* BEGIN Material *

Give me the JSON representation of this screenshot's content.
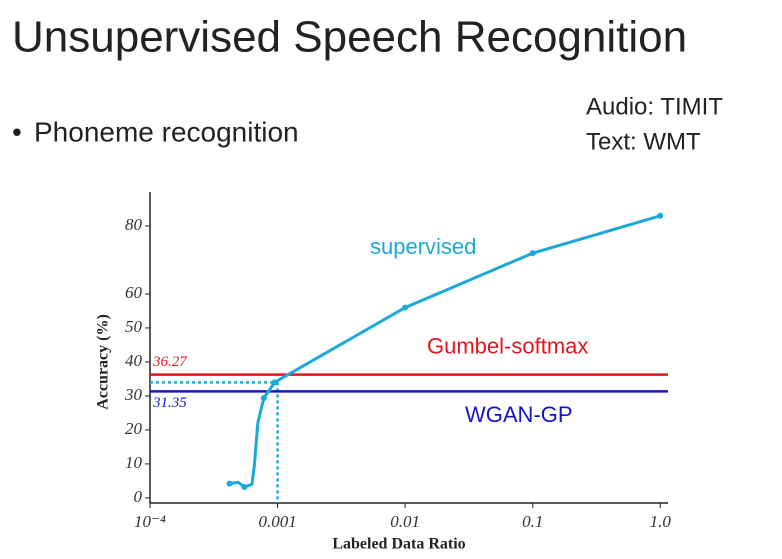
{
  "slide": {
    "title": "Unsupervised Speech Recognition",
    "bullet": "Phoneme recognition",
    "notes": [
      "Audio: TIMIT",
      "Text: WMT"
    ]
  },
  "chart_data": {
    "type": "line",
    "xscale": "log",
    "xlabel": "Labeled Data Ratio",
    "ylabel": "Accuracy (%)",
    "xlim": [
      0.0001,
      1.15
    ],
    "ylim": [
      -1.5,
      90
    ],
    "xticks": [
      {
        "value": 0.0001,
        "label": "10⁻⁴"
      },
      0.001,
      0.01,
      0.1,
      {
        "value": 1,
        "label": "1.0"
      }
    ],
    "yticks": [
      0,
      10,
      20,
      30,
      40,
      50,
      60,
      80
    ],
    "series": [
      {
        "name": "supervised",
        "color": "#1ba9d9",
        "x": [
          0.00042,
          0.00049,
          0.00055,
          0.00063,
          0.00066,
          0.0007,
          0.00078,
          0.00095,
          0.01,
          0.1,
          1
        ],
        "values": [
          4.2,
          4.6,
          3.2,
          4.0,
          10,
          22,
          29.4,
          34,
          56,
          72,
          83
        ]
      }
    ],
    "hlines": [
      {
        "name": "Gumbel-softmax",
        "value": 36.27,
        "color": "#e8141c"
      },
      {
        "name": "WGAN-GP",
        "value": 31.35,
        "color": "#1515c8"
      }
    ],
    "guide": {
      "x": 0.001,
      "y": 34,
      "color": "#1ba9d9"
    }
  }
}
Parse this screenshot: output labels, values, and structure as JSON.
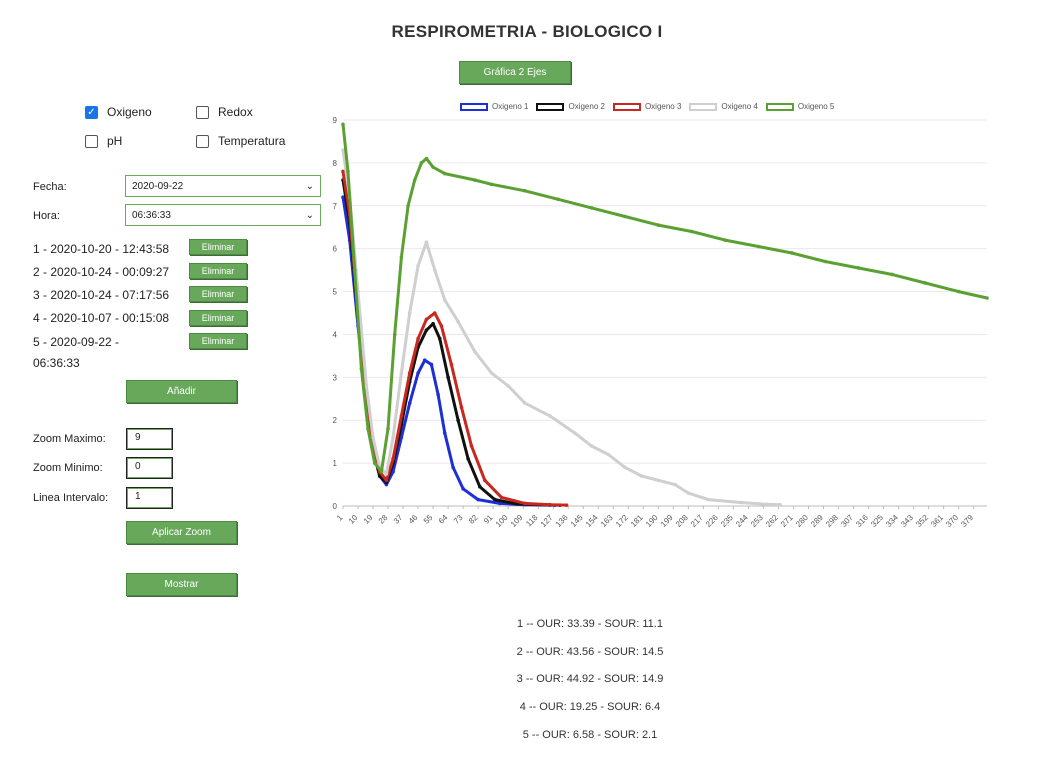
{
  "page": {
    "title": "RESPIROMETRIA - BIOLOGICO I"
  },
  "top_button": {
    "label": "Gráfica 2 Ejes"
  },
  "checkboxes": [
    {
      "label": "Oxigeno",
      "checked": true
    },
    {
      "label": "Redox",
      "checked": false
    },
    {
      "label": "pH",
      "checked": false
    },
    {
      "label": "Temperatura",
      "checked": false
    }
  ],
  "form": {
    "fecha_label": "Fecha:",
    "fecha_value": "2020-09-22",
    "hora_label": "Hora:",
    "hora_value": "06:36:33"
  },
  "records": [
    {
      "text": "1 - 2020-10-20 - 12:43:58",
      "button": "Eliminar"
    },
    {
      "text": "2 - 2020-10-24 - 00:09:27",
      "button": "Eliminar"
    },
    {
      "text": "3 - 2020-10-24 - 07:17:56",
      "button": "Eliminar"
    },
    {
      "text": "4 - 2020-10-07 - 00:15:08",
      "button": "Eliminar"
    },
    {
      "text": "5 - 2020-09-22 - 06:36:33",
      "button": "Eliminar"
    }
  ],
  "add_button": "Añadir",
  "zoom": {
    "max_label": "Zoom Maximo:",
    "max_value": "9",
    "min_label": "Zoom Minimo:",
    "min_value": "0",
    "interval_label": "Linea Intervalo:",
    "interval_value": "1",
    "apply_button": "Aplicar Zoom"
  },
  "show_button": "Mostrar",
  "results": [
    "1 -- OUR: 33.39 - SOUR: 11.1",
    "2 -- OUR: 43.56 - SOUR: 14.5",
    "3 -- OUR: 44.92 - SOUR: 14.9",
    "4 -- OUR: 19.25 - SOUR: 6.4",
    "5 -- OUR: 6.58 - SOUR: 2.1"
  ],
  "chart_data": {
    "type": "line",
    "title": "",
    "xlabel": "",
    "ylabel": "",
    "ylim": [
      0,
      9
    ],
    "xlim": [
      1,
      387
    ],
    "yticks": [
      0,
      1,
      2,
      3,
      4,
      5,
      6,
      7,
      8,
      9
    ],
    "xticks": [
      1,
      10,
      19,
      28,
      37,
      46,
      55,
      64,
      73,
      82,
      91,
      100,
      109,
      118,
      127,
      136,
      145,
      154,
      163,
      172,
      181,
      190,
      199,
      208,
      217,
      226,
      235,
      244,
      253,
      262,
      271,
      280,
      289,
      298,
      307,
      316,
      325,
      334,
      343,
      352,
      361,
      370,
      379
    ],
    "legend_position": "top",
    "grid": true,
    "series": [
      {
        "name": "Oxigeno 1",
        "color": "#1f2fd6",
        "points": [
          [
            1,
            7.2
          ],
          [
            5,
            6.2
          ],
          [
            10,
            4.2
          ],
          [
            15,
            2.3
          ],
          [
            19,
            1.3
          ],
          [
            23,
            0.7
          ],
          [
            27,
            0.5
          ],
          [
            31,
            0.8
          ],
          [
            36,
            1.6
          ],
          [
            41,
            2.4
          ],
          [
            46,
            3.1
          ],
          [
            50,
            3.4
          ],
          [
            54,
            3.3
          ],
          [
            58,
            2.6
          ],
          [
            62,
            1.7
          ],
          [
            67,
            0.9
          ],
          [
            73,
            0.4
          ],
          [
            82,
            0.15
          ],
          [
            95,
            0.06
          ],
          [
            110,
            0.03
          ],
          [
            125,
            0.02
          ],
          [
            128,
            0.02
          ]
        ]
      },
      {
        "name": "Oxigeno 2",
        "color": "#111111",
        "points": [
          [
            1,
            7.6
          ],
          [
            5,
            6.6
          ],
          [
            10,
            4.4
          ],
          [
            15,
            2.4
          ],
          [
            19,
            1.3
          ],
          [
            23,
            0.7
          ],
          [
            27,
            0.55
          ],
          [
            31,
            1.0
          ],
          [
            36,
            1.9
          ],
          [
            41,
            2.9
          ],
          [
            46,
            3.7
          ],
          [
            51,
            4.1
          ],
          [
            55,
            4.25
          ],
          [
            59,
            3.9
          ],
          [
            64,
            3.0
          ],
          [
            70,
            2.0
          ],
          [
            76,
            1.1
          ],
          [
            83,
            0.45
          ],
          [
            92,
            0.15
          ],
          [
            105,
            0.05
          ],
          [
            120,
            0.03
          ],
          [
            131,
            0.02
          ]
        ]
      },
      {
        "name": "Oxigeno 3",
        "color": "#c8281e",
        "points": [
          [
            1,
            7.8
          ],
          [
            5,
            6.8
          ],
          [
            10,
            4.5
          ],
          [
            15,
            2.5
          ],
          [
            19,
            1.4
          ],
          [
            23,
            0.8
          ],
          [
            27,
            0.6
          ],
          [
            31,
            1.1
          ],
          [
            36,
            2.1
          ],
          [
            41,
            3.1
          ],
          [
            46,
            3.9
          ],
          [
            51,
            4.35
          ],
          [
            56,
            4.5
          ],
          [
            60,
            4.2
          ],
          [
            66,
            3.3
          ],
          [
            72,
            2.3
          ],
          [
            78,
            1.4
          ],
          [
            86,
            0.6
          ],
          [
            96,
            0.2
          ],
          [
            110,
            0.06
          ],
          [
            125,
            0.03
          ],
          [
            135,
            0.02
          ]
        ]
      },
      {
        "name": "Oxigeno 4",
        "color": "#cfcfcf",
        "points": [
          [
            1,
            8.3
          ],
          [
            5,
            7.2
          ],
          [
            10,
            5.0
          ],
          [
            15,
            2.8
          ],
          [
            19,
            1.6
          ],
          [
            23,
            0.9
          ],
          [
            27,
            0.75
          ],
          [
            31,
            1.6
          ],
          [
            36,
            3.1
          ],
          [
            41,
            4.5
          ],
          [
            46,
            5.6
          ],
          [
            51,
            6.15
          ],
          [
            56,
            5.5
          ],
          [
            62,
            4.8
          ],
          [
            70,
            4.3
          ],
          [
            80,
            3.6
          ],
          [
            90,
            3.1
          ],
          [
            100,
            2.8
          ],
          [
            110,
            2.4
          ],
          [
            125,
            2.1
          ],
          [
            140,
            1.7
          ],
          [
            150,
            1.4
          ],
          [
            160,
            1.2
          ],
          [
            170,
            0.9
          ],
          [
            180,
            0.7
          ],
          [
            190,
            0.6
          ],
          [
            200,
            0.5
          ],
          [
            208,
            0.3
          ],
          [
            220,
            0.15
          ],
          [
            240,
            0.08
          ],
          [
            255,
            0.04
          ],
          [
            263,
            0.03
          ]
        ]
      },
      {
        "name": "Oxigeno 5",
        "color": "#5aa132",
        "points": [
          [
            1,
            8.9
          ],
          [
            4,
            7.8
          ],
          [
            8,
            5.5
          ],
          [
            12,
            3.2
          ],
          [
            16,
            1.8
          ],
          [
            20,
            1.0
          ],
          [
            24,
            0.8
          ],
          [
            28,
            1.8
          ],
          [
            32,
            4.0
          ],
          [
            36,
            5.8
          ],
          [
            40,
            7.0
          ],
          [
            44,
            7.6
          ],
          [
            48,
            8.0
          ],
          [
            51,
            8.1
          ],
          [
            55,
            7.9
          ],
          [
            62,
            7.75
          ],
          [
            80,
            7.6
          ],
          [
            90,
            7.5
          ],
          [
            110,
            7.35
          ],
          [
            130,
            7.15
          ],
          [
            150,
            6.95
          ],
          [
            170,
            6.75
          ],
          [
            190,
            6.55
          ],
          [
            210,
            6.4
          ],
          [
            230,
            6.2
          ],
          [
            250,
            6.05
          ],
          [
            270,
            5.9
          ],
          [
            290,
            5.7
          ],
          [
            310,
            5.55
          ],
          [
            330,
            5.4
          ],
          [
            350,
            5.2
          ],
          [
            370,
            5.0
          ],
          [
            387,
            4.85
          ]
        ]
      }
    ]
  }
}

* END Material *
* BEGIN Material *

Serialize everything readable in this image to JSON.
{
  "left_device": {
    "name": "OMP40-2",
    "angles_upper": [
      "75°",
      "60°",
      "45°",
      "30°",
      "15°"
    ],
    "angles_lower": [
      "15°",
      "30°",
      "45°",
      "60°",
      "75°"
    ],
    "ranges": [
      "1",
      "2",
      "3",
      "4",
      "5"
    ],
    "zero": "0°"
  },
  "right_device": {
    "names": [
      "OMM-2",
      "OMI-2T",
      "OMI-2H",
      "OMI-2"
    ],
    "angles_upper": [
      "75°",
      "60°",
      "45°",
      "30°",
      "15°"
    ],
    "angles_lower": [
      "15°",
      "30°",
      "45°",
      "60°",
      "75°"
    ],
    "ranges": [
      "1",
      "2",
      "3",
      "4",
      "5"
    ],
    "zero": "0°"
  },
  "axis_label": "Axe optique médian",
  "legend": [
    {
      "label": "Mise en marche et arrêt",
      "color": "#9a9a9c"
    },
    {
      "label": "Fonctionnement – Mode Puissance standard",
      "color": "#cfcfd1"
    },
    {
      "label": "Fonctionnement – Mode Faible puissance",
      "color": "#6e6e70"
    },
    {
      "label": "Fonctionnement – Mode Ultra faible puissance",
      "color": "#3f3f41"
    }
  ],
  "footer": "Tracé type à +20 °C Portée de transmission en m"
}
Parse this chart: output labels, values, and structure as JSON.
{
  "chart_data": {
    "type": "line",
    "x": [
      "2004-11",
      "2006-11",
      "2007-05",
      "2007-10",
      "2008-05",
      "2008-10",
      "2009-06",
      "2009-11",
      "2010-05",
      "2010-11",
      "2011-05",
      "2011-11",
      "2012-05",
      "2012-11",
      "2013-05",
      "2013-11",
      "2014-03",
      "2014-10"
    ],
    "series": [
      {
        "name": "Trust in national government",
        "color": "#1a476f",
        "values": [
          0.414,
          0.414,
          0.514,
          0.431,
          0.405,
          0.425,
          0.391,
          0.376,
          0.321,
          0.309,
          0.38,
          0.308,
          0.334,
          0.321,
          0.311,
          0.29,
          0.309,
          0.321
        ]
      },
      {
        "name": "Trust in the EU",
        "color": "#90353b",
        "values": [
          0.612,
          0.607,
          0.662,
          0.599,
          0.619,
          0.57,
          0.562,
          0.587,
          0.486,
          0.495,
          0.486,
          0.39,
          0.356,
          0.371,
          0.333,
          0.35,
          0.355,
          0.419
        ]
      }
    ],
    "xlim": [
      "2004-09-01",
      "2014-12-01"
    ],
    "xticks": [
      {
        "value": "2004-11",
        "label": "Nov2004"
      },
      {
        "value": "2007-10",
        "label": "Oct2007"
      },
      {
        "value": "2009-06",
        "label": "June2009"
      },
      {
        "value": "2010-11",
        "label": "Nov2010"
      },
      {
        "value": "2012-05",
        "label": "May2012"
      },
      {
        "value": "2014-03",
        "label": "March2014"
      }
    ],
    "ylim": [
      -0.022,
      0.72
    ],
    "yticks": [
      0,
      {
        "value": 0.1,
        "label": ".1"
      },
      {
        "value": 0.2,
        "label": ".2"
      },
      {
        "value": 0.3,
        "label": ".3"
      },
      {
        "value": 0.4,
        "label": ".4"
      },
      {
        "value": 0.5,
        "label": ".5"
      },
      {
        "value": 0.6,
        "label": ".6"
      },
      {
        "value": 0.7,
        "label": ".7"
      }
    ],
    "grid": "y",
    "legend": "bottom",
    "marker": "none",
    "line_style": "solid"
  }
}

* END Material *

◆ **Set task**: Report the count of lines in the entries that contain the string "Oxigeno", and nothing besides it.

◆ **Solution to this task**: 6